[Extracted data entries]
· · ·
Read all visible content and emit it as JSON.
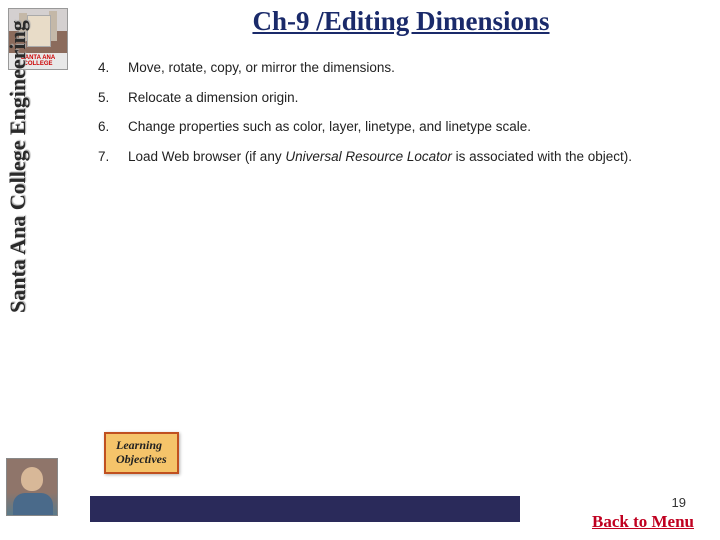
{
  "sidebar": {
    "logo_caption": "SANTA ANA COLLEGE",
    "vertical_text": "Santa Ana College Engineering"
  },
  "title": "Ch-9 /Editing Dimensions",
  "items": [
    {
      "num": "4.",
      "text": "Move, rotate, copy, or mirror the dimensions."
    },
    {
      "num": "5.",
      "text": "Relocate a dimension origin."
    },
    {
      "num": "6.",
      "text": "Change properties such as color, layer, linetype, and linetype scale."
    },
    {
      "num": "7.",
      "text_pre": "Load Web browser (if any ",
      "text_em": "Universal Resource Locator",
      "text_post": " is associated with the object)."
    }
  ],
  "learning_box": {
    "line1": "Learning",
    "line2": "Objectives"
  },
  "page_number": "19",
  "back_link": "Back to Menu"
}
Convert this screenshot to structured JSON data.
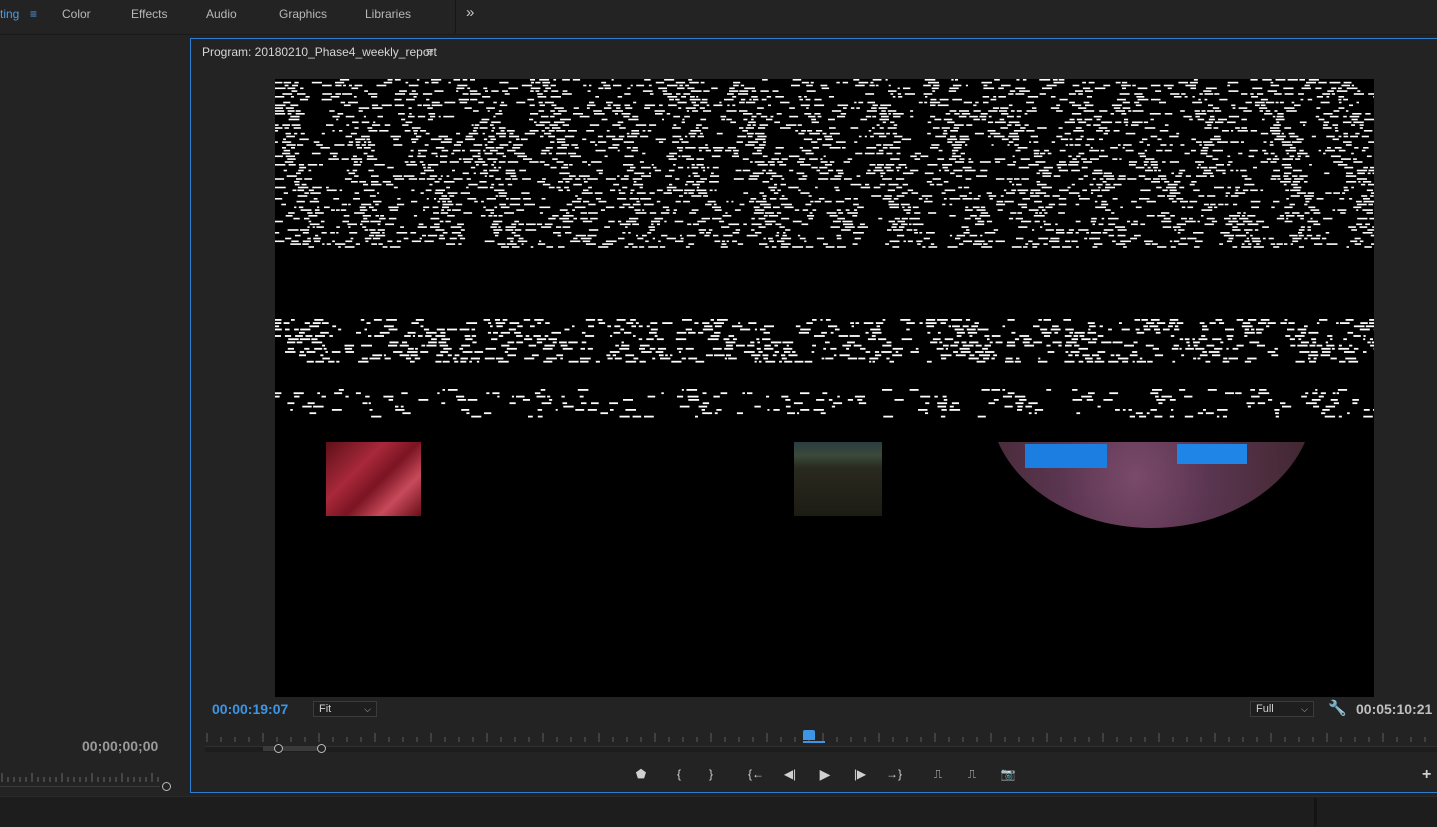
{
  "workspaces": {
    "items": [
      {
        "label": "ting",
        "active": true
      },
      {
        "label": "Color"
      },
      {
        "label": "Effects"
      },
      {
        "label": "Audio"
      },
      {
        "label": "Graphics"
      },
      {
        "label": "Libraries"
      }
    ],
    "menu_glyph": "≡",
    "more_glyph": "»"
  },
  "source_panel": {
    "timecode": "00;00;00;00",
    "add_glyph": "+"
  },
  "program": {
    "title": "Program: 20180210_Phase4_weekly_report",
    "menu_glyph": "≡",
    "current_timecode": "00:00:19:07",
    "zoom": "Fit",
    "resolution": "Full",
    "duration": "00:05:10:21",
    "wrench_glyph": "🔧",
    "add_glyph": "+",
    "playhead_fraction": 0.49,
    "transport": [
      {
        "name": "add-marker-button",
        "glyph": "⬟"
      },
      {
        "name": "mark-in-button",
        "glyph": "{"
      },
      {
        "name": "mark-out-button",
        "glyph": "}"
      },
      {
        "name": "go-to-in-button",
        "glyph": "{←"
      },
      {
        "name": "step-back-button",
        "glyph": "◀|"
      },
      {
        "name": "play-button",
        "glyph": "▶"
      },
      {
        "name": "step-forward-button",
        "glyph": "|▶"
      },
      {
        "name": "go-to-out-button",
        "glyph": "→}"
      },
      {
        "name": "lift-button",
        "glyph": "⎍"
      },
      {
        "name": "extract-button",
        "glyph": "⎍"
      },
      {
        "name": "export-frame-button",
        "glyph": "📷"
      }
    ]
  },
  "colors": {
    "accent": "#3d95e6",
    "panel_bg": "#232323",
    "panel_border": "#2f7fd1"
  }
}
· · ·
▶ _REQUIRED WORK_
Show all lines from the listing above in which "title" appears.

▶ _CORRECT ANSWER_
  "title": "Ch-9 /Editing Dimensions",
    "title": "Program: 20180210_Phase4_weekly_report",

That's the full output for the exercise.